## STATED PROBLEM
Wherever the word "procès" appears in a line, extract that line.

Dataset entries

------------------------------------------------------------

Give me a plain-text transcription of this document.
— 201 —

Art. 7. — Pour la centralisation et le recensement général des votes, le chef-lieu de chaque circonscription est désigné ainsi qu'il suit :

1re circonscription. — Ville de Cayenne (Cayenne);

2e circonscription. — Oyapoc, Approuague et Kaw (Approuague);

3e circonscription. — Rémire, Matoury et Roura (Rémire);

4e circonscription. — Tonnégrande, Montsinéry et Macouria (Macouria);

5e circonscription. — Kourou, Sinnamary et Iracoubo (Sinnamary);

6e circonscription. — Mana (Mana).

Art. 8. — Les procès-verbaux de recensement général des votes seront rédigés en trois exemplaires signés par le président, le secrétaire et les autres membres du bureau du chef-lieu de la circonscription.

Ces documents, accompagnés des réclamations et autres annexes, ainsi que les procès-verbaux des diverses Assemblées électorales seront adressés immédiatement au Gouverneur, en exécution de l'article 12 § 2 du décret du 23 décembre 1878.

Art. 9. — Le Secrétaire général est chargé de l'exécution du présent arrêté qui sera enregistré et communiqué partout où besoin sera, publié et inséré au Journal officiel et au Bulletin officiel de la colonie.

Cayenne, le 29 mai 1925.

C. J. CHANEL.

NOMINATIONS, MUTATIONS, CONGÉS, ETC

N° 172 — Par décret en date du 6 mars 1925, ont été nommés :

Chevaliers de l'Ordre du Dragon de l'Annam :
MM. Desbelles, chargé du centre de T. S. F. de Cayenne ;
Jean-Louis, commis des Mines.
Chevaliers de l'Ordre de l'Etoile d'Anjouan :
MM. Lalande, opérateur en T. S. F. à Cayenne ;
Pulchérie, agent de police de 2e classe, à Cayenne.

------------------------------------------------------------

## WRITTEN ANSWER
Art. 8. — Les procès-verbaux de recensement général des votes seront rédigés en trois exemplaires signés par le président, le secrétaire et les autres membres du bureau du chef-lieu de la circonscription.
Ces documents, accompagnés des réclamations et autres annexes, ainsi que les procès-verbaux des diverses Assemblées électorales seront adressés immédiatement au Gouverneur, en exécution de l'article 12 § 2 du décret du 23 décembre 1878.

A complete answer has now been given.